-- Start Raw data --
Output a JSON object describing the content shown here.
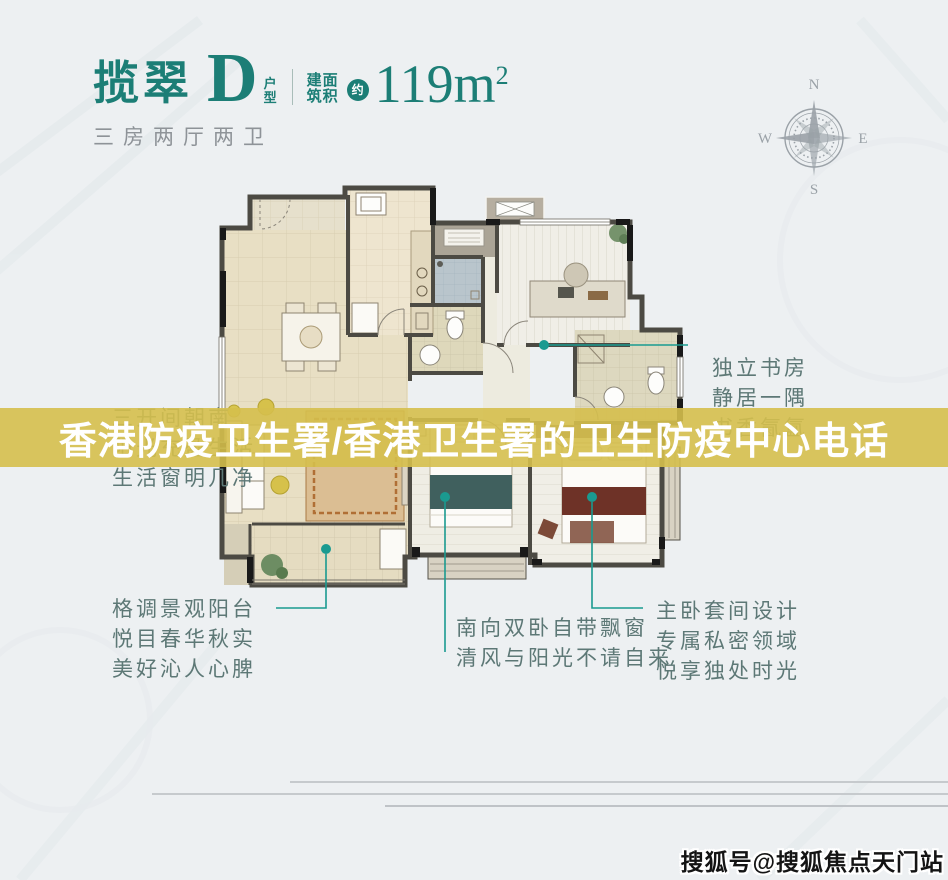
{
  "header": {
    "project_name": "揽翠",
    "unit_letter": "D",
    "unit_type_chars": [
      "户",
      "型"
    ],
    "area_label_row1": "建面",
    "area_label_row2": "筑积",
    "approx_badge": "约",
    "area_value": "119m",
    "area_exponent": "2",
    "subtitle": "三房两厅两卫",
    "accent_color": "#1c7e76"
  },
  "compass": {
    "north": "N",
    "east": "E",
    "south": "S",
    "west": "W"
  },
  "overlay_banner": {
    "text": "香港防疫卫生署/香港卫生署的卫生防疫中心电话",
    "bg_color": "#d5bf4c",
    "text_color": "#ffffff"
  },
  "floorplan_annotations": {
    "text_color": "#5d7876",
    "leader_color": "#1a9a90",
    "south_window": {
      "lines": [
        "三开间朝南",
        "阳光充盈生活",
        "生活窗明几净"
      ]
    },
    "study": {
      "lines": [
        "独立书房",
        "静居一隅",
        "书香氤氲"
      ]
    },
    "view_balcony": {
      "lines": [
        "格调景观阳台",
        "悦目春华秋实",
        "美好沁人心脾"
      ]
    },
    "south_bedrooms": {
      "lines": [
        "南向双卧自带飘窗",
        "清风与阳光不请自来"
      ]
    },
    "master_suite": {
      "lines": [
        "主卧套间设计",
        "专属私密领域",
        "悦享独处时光"
      ]
    }
  },
  "watermark": {
    "text": "搜狐号@搜狐焦点天门站"
  }
}
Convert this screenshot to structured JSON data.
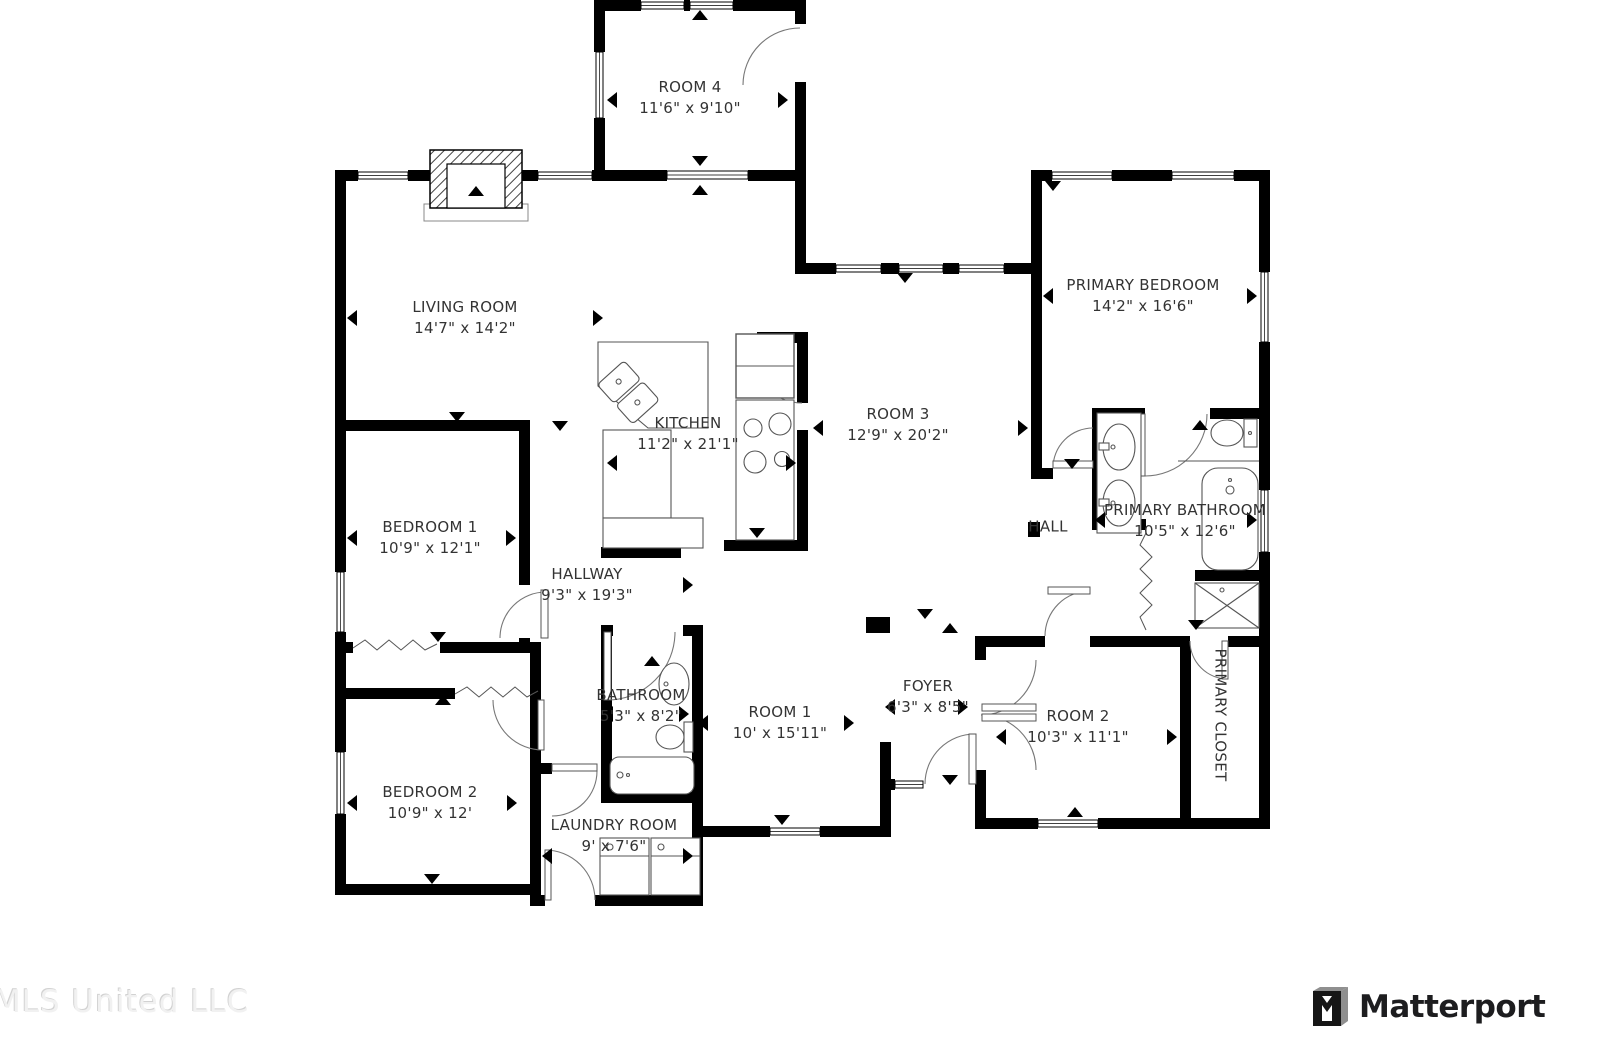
{
  "page": {
    "type": "residential-floor-plan"
  },
  "rooms": [
    {
      "id": "room-4",
      "name": "ROOM 4",
      "dims": "11'6\" x 9'10\""
    },
    {
      "id": "living-room",
      "name": "LIVING ROOM",
      "dims": "14'7\" x 14'2\""
    },
    {
      "id": "primary-bedroom",
      "name": "PRIMARY BEDROOM",
      "dims": "14'2\" x 16'6\""
    },
    {
      "id": "kitchen",
      "name": "KITCHEN",
      "dims": "11'2\" x 21'1\""
    },
    {
      "id": "room-3",
      "name": "ROOM 3",
      "dims": "12'9\" x 20'2\""
    },
    {
      "id": "bedroom-1",
      "name": "BEDROOM 1",
      "dims": "10'9\" x 12'1\""
    },
    {
      "id": "hallway",
      "name": "HALLWAY",
      "dims": "9'3\" x 19'3\""
    },
    {
      "id": "hall",
      "name": "HALL",
      "dims": ""
    },
    {
      "id": "primary-bathroom",
      "name": "PRIMARY BATHROOM",
      "dims": "10'5\" x 12'6\""
    },
    {
      "id": "bathroom",
      "name": "BATHROOM",
      "dims": "5'3\" x 8'2\""
    },
    {
      "id": "room-1",
      "name": "ROOM 1",
      "dims": "10' x 15'11\""
    },
    {
      "id": "foyer",
      "name": "FOYER",
      "dims": "6'3\" x 8'5\""
    },
    {
      "id": "room-2",
      "name": "ROOM 2",
      "dims": "10'3\" x 11'1\""
    },
    {
      "id": "primary-closet",
      "name": "PRIMARY CLOSET",
      "dims": ""
    },
    {
      "id": "bedroom-2",
      "name": "BEDROOM 2",
      "dims": "10'9\" x 12'"
    },
    {
      "id": "laundry-room",
      "name": "LAUNDRY ROOM",
      "dims": "9' x 7'6\""
    }
  ],
  "footer": {
    "watermark": "MLS United LLC",
    "brand": "Matterport"
  },
  "colors": {
    "wall": "#000000",
    "label_text": "#333333",
    "fixture_line": "#555555",
    "watermark": "#f1f1f1",
    "brand_text": "#1d1d1f"
  }
}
-- End Raw data --
**Goal**
In the entries above, identify every line with the string "JSON".

**Exercise result**
Output a JSON object describing the content shown here.
Convert this screenshot to structured JSON data.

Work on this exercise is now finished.